=== Extracted data ===
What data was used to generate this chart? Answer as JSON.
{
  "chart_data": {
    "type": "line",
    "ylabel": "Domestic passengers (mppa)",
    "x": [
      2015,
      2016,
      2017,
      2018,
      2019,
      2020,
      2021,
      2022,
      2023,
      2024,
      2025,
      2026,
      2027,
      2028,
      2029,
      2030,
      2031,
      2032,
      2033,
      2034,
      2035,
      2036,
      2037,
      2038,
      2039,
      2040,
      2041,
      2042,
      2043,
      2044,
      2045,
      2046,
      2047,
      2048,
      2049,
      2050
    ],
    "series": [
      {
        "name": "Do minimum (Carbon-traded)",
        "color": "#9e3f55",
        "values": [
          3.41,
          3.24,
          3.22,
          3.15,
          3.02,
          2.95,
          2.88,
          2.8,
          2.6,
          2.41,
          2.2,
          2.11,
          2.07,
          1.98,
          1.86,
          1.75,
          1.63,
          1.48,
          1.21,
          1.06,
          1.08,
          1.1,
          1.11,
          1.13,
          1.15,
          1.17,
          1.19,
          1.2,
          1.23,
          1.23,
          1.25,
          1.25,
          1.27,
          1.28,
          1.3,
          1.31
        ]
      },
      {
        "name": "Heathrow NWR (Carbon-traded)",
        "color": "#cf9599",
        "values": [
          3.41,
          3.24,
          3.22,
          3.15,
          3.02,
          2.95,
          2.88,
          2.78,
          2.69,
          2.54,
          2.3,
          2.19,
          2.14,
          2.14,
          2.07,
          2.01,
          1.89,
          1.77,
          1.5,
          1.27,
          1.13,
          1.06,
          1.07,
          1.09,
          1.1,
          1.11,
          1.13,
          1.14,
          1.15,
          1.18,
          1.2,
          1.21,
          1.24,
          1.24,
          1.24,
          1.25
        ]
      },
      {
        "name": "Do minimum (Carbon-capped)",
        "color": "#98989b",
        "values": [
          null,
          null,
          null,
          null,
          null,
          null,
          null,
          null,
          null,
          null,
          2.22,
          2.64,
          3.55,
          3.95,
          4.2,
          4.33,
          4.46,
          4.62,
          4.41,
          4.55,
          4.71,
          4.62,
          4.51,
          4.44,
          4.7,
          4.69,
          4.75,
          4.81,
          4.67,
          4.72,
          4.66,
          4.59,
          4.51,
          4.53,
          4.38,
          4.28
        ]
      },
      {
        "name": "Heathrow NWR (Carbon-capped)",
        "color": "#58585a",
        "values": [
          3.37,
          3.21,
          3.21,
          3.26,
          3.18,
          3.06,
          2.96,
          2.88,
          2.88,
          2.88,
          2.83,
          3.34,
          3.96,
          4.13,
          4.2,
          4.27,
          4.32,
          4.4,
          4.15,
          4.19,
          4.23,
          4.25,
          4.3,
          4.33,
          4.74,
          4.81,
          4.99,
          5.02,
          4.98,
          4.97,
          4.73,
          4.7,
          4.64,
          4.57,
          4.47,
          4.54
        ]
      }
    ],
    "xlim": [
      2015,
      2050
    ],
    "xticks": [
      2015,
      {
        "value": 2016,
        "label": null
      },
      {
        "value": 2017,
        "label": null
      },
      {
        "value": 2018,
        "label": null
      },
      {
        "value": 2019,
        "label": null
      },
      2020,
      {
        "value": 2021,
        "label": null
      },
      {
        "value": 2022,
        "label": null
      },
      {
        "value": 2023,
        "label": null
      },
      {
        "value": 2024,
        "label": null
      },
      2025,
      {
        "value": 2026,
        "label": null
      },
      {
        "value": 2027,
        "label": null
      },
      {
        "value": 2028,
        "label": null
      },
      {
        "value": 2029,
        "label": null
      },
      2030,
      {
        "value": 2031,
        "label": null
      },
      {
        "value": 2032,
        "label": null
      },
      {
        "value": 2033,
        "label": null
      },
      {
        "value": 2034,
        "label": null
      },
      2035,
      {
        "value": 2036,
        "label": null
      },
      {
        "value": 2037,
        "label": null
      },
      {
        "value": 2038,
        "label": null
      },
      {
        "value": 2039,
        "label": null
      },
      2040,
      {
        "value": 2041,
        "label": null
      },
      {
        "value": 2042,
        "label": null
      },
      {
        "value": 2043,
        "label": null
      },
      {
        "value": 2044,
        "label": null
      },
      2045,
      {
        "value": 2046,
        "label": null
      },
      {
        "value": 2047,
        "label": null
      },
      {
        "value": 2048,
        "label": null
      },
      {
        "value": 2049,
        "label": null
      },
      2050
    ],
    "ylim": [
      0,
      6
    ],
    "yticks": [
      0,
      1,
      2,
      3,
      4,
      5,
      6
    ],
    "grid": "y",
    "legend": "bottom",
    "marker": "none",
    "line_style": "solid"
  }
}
===
The exercise. Filter out all lines lacking the word "traded" and copy the rest.

Result for this task.
        "name": "Do minimum (Carbon-traded)",
        "name": "Heathrow NWR (Carbon-traded)",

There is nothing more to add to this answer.